What is asked -
Every line below is to be quoted exactly, with nothing added or dropped.

Records provided -
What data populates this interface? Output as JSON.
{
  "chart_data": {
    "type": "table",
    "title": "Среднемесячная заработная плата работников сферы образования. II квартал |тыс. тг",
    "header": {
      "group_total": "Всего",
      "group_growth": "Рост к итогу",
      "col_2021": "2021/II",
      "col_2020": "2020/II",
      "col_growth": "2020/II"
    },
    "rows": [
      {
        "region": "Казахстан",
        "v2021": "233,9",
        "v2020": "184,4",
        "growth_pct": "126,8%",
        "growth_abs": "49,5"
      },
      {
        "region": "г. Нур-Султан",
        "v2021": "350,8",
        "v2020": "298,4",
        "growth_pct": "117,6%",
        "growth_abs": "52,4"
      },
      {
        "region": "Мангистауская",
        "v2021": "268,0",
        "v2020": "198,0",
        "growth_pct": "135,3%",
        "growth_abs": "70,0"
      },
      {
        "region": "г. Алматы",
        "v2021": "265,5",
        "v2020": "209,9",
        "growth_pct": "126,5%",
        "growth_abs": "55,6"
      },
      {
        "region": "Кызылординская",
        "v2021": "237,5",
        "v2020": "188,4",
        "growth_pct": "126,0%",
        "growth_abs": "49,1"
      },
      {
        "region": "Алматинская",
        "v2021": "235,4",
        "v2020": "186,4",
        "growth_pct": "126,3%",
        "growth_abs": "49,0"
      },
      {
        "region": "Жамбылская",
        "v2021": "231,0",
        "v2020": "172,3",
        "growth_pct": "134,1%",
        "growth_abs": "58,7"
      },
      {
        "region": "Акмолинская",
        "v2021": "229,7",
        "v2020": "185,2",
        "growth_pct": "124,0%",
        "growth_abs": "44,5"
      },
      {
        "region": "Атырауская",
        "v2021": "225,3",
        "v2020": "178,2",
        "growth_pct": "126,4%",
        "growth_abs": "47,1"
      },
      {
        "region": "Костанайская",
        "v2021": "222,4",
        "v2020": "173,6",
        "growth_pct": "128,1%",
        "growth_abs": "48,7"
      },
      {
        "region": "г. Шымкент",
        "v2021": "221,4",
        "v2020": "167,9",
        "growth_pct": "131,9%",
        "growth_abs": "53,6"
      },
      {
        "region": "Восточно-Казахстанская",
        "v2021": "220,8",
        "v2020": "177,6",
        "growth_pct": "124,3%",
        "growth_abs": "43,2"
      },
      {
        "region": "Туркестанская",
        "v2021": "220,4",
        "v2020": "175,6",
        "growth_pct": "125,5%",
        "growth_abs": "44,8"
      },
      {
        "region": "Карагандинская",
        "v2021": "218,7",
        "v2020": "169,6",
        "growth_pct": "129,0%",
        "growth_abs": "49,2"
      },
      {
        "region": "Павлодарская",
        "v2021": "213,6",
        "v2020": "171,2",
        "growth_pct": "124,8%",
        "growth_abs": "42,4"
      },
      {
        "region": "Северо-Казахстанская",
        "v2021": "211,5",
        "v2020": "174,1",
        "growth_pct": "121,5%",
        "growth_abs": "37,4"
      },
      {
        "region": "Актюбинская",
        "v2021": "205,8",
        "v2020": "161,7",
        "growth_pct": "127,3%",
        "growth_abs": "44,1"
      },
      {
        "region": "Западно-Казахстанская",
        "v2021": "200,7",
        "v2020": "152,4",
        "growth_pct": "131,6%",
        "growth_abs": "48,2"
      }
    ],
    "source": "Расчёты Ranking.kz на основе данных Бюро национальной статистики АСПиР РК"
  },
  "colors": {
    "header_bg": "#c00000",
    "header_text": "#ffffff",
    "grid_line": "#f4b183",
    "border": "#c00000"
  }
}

Output of the task -
What data populates this interface? Output as JSON.
{
  "chart_data": {
    "type": "table",
    "title": "Среднемесячная заработная плата работников сферы образования. II квартал |тыс. тг",
    "header": {
      "group_total": "Всего",
      "group_growth": "Рост к итогу",
      "col_2021": "2021/II",
      "col_2020": "2020/II",
      "col_growth": "2020/II"
    },
    "rows": [
      {
        "region": "Казахстан",
        "v2021": "233,9",
        "v2020": "184,4",
        "growth_pct": "126,8%",
        "growth_abs": "49,5"
      },
      {
        "region": "г. Нур-Султан",
        "v2021": "350,8",
        "v2020": "298,4",
        "growth_pct": "117,6%",
        "growth_abs": "52,4"
      },
      {
        "region": "Мангистауская",
        "v2021": "268,0",
        "v2020": "198,0",
        "growth_pct": "135,3%",
        "growth_abs": "70,0"
      },
      {
        "region": "г. Алматы",
        "v2021": "265,5",
        "v2020": "209,9",
        "growth_pct": "126,5%",
        "growth_abs": "55,6"
      },
      {
        "region": "Кызылординская",
        "v2021": "237,5",
        "v2020": "188,4",
        "growth_pct": "126,0%",
        "growth_abs": "49,1"
      },
      {
        "region": "Алматинская",
        "v2021": "235,4",
        "v2020": "186,4",
        "growth_pct": "126,3%",
        "growth_abs": "49,0"
      },
      {
        "region": "Жамбылская",
        "v2021": "231,0",
        "v2020": "172,3",
        "growth_pct": "134,1%",
        "growth_abs": "58,7"
      },
      {
        "region": "Акмолинская",
        "v2021": "229,7",
        "v2020": "185,2",
        "growth_pct": "124,0%",
        "growth_abs": "44,5"
      },
      {
        "region": "Атырауская",
        "v2021": "225,3",
        "v2020": "178,2",
        "growth_pct": "126,4%",
        "growth_abs": "47,1"
      },
      {
        "region": "Костанайская",
        "v2021": "222,4",
        "v2020": "173,6",
        "growth_pct": "128,1%",
        "growth_abs": "48,7"
      },
      {
        "region": "г. Шымкент",
        "v2021": "221,4",
        "v2020": "167,9",
        "growth_pct": "131,9%",
        "growth_abs": "53,6"
      },
      {
        "region": "Восточно-Казахстанская",
        "v2021": "220,8",
        "v2020": "177,6",
        "growth_pct": "124,3%",
        "growth_abs": "43,2"
      },
      {
        "region": "Туркестанская",
        "v2021": "220,4",
        "v2020": "175,6",
        "growth_pct": "125,5%",
        "growth_abs": "44,8"
      },
      {
        "region": "Карагандинская",
        "v2021": "218,7",
        "v2020": "169,6",
        "growth_pct": "129,0%",
        "growth_abs": "49,2"
      },
      {
        "region": "Павлодарская",
        "v2021": "213,6",
        "v2020": "171,2",
        "growth_pct": "124,8%",
        "growth_abs": "42,4"
      },
      {
        "region": "Северо-Казахстанская",
        "v2021": "211,5",
        "v2020": "174,1",
        "growth_pct": "121,5%",
        "growth_abs": "37,4"
      },
      {
        "region": "Актюбинская",
        "v2021": "205,8",
        "v2020": "161,7",
        "growth_pct": "127,3%",
        "growth_abs": "44,1"
      },
      {
        "region": "Западно-Казахстанская",
        "v2021": "200,7",
        "v2020": "152,4",
        "growth_pct": "131,6%",
        "growth_abs": "48,2"
      }
    ],
    "source": "Расчёты Ranking.kz на основе данных Бюро национальной статистики АСПиР РК"
  },
  "colors": {
    "header_bg": "#c00000",
    "header_text": "#ffffff",
    "grid_line": "#f4b183",
    "border": "#c00000"
  }
}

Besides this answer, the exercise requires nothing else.